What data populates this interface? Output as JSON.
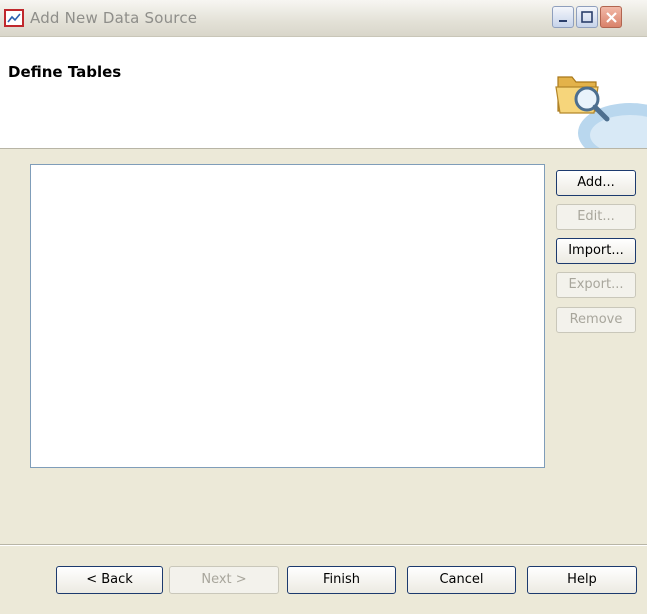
{
  "window": {
    "title": "Add New Data Source",
    "icon": "chart-icon",
    "controls": [
      "minimize-icon",
      "maximize-icon",
      "close-icon"
    ]
  },
  "header": {
    "title": "Define Tables",
    "graphic": "folder-magnifier-icon"
  },
  "tables_list": {
    "items": []
  },
  "side_buttons": {
    "add": "Add...",
    "edit": "Edit...",
    "import": "Import...",
    "export": "Export...",
    "remove": "Remove"
  },
  "footer_buttons": {
    "back": "< Back",
    "next": "Next >",
    "finish": "Finish",
    "cancel": "Cancel",
    "help": "Help"
  },
  "colors": {
    "accent_border": "#1c3a6e",
    "disabled_text": "#a8a69c",
    "dialog_background": "#ece9d8"
  }
}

* Written task
Restate each entry word for word, leaving out any pictures.

* Finished answer
What data populates this interface? Output as JSON.
{
  "window": {
    "title": "Add New Data Source",
    "icon": "chart-icon",
    "controls": [
      "minimize-icon",
      "maximize-icon",
      "close-icon"
    ]
  },
  "header": {
    "title": "Define Tables",
    "graphic": "folder-magnifier-icon"
  },
  "tables_list": {
    "items": []
  },
  "side_buttons": {
    "add": "Add...",
    "edit": "Edit...",
    "import": "Import...",
    "export": "Export...",
    "remove": "Remove"
  },
  "footer_buttons": {
    "back": "< Back",
    "next": "Next >",
    "finish": "Finish",
    "cancel": "Cancel",
    "help": "Help"
  },
  "colors": {
    "accent_border": "#1c3a6e",
    "disabled_text": "#a8a69c",
    "dialog_background": "#ece9d8"
  }
}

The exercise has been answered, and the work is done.